◆ **TO BE DONE**
Scan the listing below and copy every line holding "ASUS".

◆ **MATERIAL SHOWN**
• • • •

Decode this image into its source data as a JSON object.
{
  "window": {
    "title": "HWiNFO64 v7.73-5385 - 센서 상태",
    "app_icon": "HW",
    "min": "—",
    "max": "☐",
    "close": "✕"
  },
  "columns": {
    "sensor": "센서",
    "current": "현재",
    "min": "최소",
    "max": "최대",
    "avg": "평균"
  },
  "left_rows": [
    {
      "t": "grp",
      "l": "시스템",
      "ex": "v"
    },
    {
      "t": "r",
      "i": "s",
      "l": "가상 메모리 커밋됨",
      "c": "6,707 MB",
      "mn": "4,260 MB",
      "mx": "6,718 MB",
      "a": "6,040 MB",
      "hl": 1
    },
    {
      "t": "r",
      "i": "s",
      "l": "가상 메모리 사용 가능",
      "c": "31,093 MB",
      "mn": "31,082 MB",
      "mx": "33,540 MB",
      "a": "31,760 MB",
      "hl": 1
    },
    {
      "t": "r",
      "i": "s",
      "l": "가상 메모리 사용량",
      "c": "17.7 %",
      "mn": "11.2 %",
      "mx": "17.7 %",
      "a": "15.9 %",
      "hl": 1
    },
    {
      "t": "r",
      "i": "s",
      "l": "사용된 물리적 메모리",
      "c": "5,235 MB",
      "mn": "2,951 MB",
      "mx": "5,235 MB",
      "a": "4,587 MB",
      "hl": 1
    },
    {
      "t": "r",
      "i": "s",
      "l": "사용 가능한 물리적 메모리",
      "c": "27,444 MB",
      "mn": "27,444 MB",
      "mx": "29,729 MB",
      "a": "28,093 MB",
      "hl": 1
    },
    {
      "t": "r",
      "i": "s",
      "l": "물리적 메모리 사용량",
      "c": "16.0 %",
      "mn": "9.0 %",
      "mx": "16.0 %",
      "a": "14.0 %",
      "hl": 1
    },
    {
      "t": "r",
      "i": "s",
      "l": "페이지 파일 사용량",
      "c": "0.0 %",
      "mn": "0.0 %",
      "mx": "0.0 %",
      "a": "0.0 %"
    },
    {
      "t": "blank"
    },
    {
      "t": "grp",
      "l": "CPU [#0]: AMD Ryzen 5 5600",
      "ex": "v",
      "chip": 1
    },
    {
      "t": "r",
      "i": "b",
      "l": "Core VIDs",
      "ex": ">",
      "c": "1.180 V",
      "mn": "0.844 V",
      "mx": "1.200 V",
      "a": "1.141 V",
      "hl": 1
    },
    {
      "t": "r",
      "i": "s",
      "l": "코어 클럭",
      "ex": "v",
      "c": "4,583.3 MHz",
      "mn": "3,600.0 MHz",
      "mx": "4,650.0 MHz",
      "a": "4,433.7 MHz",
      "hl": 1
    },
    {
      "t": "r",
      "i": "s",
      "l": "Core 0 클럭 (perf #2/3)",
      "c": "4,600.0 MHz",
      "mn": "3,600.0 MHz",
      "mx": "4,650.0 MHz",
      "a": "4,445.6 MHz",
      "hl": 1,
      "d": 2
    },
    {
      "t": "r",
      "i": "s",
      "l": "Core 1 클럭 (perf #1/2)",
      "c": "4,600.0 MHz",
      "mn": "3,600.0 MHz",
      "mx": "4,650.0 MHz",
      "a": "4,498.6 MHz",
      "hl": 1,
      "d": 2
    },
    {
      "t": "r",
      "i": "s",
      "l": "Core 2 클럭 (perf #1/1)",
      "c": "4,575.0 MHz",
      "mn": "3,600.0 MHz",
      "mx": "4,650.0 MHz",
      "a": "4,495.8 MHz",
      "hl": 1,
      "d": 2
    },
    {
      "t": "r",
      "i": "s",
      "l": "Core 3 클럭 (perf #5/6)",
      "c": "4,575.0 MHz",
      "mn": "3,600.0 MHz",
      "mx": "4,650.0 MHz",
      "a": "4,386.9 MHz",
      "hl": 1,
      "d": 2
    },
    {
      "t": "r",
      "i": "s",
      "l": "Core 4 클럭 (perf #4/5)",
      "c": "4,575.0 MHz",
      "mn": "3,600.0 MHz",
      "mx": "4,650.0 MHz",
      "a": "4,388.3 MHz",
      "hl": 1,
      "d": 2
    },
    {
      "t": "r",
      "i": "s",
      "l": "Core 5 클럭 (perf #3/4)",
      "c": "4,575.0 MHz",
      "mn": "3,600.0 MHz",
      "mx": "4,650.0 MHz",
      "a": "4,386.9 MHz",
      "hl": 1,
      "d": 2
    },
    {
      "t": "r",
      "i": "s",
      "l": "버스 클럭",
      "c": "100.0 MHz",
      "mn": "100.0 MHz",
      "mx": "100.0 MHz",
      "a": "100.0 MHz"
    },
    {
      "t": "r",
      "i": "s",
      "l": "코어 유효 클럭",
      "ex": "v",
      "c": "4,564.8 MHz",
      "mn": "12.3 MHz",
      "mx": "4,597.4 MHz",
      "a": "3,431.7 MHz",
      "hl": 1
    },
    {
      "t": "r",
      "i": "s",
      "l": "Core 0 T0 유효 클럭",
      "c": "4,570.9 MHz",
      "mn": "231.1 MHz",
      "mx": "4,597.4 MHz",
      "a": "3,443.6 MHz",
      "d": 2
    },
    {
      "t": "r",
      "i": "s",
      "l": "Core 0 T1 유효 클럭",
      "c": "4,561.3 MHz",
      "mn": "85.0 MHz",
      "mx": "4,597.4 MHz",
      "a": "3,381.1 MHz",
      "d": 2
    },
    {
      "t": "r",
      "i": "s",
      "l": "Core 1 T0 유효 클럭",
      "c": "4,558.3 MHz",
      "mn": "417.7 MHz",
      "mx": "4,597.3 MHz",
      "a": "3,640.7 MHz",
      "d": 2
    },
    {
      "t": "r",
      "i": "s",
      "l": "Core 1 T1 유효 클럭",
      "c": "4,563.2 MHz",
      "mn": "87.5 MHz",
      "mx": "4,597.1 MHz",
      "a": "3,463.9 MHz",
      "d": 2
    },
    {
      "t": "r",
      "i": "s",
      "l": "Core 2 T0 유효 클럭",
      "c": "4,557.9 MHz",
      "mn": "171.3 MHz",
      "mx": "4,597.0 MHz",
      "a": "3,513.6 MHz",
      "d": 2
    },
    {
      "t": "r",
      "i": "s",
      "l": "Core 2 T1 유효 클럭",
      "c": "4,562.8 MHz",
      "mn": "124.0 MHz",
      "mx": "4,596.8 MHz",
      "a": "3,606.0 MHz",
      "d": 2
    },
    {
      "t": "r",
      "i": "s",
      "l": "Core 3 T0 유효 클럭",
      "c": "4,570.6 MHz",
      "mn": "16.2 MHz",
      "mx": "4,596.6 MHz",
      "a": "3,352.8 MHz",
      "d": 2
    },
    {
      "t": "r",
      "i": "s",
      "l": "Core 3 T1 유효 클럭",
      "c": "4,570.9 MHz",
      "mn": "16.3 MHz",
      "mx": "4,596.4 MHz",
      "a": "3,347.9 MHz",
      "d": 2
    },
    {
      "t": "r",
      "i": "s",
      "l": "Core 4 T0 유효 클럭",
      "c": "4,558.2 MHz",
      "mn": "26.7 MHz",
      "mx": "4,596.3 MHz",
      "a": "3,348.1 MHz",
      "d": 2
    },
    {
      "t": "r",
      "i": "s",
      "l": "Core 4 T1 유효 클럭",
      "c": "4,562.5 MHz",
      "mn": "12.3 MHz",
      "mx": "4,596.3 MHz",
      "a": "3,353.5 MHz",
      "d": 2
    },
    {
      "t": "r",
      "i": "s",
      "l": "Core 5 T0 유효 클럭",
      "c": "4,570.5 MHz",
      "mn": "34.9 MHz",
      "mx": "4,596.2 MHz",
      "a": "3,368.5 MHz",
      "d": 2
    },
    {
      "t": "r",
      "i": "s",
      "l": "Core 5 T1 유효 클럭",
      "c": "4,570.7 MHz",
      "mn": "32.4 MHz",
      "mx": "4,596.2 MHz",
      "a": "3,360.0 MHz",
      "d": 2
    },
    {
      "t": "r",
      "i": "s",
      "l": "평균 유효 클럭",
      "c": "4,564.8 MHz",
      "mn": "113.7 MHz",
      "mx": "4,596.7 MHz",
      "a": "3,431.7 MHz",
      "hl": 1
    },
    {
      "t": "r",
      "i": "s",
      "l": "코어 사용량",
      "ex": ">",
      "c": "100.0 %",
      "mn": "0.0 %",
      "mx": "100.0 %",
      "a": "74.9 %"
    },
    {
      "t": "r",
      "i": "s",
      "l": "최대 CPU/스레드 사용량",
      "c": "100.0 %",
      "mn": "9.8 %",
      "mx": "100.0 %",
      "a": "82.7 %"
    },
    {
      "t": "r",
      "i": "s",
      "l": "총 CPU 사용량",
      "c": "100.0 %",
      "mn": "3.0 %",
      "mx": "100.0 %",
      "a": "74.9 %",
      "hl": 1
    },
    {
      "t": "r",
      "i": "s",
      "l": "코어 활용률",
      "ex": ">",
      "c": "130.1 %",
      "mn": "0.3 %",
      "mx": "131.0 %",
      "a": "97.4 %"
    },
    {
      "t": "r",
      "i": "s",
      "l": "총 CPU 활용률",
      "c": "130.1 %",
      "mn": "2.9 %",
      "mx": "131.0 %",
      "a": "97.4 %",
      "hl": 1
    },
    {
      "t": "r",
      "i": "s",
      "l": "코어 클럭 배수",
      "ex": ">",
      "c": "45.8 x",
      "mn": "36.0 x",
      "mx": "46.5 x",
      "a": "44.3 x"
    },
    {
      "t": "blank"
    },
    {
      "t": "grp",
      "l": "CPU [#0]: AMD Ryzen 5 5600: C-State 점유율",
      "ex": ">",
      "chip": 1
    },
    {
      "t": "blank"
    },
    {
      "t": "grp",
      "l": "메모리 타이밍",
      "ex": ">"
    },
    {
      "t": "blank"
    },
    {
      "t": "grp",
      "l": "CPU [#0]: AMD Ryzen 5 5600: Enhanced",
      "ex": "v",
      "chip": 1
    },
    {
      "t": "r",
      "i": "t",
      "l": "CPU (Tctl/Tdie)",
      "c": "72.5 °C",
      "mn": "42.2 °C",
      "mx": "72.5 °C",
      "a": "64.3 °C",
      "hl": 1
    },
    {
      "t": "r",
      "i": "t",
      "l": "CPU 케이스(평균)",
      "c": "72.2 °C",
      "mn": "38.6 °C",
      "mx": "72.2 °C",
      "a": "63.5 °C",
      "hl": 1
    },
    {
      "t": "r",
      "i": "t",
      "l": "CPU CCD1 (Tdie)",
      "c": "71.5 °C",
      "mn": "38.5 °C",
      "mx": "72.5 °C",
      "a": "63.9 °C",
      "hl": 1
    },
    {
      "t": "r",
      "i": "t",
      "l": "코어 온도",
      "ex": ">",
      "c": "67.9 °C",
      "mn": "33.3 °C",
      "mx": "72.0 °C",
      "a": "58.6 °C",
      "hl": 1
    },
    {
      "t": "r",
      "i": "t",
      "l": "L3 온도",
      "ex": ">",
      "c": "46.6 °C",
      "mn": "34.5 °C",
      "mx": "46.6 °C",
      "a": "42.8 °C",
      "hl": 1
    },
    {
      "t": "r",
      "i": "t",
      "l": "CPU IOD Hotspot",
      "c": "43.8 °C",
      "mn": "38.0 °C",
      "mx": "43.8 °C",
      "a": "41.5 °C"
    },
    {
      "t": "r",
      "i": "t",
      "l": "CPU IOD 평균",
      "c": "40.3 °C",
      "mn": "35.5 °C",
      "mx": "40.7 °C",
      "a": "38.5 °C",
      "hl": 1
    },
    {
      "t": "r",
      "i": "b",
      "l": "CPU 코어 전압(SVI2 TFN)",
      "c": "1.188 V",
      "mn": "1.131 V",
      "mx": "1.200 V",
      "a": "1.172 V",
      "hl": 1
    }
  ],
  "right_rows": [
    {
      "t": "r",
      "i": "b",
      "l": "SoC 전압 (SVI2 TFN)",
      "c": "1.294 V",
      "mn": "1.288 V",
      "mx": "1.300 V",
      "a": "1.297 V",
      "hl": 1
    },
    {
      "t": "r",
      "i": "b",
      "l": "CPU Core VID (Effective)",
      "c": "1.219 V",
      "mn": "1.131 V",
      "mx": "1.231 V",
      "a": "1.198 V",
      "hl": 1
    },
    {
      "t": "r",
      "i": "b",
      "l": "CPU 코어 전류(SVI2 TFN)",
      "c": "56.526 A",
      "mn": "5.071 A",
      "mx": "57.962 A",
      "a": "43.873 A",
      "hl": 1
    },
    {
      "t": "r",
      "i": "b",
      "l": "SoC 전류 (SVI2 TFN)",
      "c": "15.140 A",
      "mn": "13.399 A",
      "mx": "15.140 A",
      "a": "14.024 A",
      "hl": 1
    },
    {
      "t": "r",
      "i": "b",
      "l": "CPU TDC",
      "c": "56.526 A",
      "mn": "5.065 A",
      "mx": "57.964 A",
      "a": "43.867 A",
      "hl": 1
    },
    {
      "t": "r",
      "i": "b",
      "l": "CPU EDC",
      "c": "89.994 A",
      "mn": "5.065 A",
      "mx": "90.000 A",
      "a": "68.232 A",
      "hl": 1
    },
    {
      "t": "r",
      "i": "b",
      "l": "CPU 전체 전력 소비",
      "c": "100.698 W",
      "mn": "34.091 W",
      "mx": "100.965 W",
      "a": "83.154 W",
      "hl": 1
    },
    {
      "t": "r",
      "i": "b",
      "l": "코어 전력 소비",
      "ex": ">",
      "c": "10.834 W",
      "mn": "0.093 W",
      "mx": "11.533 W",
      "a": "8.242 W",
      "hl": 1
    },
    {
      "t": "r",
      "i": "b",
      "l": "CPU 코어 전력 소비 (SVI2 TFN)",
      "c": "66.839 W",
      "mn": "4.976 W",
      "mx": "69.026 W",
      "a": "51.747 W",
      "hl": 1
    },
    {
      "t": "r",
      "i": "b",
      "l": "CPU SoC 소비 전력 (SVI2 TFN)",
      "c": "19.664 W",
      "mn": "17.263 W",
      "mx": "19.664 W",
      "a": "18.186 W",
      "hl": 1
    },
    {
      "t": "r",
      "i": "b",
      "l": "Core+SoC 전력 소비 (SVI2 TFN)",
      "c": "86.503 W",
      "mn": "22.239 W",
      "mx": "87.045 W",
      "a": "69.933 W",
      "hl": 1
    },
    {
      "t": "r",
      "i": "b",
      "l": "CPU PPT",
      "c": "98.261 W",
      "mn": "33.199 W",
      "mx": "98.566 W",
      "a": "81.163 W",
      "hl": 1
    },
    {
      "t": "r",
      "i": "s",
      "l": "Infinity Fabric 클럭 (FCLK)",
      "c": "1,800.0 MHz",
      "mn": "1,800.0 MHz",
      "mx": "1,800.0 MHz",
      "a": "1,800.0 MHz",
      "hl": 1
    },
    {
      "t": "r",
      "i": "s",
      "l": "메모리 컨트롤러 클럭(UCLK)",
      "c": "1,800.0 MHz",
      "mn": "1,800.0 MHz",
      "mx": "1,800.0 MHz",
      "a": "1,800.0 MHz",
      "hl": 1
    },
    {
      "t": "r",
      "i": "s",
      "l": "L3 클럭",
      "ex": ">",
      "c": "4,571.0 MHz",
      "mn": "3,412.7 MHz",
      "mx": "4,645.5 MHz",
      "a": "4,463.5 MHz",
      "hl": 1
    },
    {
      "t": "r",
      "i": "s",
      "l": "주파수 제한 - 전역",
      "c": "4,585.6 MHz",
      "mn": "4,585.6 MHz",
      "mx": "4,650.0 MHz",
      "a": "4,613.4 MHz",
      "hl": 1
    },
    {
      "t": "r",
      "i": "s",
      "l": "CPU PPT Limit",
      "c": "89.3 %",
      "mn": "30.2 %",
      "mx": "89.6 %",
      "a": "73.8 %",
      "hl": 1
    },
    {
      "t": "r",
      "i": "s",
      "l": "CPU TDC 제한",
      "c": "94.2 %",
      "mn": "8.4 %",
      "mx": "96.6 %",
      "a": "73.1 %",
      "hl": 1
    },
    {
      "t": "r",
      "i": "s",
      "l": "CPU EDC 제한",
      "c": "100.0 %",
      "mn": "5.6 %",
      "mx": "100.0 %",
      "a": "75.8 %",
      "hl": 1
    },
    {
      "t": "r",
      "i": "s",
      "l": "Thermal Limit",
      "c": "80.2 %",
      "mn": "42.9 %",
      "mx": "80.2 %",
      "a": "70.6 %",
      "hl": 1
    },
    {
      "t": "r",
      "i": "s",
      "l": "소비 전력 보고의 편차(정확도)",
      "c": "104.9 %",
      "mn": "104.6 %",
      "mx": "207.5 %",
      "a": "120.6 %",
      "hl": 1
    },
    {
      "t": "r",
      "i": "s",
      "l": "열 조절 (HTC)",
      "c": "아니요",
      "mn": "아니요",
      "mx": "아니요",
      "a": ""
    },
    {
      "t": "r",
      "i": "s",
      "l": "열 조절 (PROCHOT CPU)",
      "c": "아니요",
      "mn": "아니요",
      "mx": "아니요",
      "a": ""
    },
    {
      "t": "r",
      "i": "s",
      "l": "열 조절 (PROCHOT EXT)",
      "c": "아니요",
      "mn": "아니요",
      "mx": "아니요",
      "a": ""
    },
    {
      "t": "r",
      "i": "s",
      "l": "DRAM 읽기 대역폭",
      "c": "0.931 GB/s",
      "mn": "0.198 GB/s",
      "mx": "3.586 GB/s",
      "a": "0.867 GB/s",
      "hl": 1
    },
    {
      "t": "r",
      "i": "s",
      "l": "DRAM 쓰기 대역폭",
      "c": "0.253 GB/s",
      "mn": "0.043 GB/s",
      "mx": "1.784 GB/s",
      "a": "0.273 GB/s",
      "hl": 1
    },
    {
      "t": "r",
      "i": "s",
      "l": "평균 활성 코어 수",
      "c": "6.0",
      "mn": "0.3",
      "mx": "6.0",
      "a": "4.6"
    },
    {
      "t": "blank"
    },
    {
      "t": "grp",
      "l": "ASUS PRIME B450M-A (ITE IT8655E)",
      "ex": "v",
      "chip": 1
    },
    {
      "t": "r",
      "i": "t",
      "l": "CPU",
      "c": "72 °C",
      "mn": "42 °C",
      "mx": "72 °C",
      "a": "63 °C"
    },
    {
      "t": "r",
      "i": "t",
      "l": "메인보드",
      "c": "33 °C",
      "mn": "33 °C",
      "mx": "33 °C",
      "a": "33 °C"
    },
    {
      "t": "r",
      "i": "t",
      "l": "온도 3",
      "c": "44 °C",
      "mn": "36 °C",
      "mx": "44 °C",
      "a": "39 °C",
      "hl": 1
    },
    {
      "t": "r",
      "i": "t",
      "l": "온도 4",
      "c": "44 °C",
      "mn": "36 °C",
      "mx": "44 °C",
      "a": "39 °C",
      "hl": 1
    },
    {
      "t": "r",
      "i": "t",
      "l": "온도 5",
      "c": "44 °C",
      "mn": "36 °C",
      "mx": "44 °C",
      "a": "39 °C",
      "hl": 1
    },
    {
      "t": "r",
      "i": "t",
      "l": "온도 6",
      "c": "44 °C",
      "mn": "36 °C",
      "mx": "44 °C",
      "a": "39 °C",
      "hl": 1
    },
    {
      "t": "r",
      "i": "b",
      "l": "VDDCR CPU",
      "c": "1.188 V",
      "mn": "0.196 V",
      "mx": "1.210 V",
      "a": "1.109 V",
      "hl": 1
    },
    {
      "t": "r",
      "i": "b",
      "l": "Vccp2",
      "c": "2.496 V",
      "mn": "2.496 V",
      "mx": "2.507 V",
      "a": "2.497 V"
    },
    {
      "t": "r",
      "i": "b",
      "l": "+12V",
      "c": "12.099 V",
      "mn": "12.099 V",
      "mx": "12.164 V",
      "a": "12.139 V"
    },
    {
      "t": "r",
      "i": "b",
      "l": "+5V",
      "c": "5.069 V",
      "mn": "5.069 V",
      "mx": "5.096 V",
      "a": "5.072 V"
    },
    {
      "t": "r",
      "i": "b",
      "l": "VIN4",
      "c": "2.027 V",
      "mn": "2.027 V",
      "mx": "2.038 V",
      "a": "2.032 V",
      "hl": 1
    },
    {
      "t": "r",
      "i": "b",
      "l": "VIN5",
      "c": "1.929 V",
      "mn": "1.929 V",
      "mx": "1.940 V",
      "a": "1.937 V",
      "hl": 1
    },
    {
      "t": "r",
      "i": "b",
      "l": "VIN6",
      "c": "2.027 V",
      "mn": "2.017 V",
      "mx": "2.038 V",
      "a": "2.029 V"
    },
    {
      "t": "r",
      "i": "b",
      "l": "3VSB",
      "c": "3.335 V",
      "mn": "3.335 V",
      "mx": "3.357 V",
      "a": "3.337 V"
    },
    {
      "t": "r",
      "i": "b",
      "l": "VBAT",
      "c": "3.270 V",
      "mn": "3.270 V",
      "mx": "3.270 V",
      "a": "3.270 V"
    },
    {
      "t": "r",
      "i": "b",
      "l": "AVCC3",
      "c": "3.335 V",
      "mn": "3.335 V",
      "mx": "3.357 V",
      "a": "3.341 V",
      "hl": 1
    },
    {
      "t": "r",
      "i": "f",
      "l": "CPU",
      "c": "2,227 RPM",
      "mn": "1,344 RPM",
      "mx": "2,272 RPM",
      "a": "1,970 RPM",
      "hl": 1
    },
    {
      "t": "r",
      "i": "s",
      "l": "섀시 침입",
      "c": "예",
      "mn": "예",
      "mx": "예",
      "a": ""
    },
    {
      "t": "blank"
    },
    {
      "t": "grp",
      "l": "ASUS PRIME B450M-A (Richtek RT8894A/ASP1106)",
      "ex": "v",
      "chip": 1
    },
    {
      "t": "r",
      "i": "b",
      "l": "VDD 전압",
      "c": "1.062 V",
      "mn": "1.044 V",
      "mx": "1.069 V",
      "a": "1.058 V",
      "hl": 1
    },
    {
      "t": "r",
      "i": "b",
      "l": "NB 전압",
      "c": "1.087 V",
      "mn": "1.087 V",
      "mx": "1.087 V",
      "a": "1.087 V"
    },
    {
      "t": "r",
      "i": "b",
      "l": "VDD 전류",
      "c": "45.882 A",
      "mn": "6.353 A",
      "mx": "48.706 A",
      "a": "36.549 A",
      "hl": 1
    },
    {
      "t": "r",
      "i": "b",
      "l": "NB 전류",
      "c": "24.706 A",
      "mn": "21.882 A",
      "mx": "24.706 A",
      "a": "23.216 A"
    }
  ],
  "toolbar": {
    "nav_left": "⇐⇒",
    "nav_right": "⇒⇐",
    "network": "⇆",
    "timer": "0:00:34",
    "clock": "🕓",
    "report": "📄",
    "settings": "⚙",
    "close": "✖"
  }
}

• • • •

◆ **ANSWER IN FULL**
      "l": "ASUS PRIME B450M-A (ITE IT8655E)",
      "l": "ASUS PRIME B450M-A (Richtek RT8894A/ASP1106)",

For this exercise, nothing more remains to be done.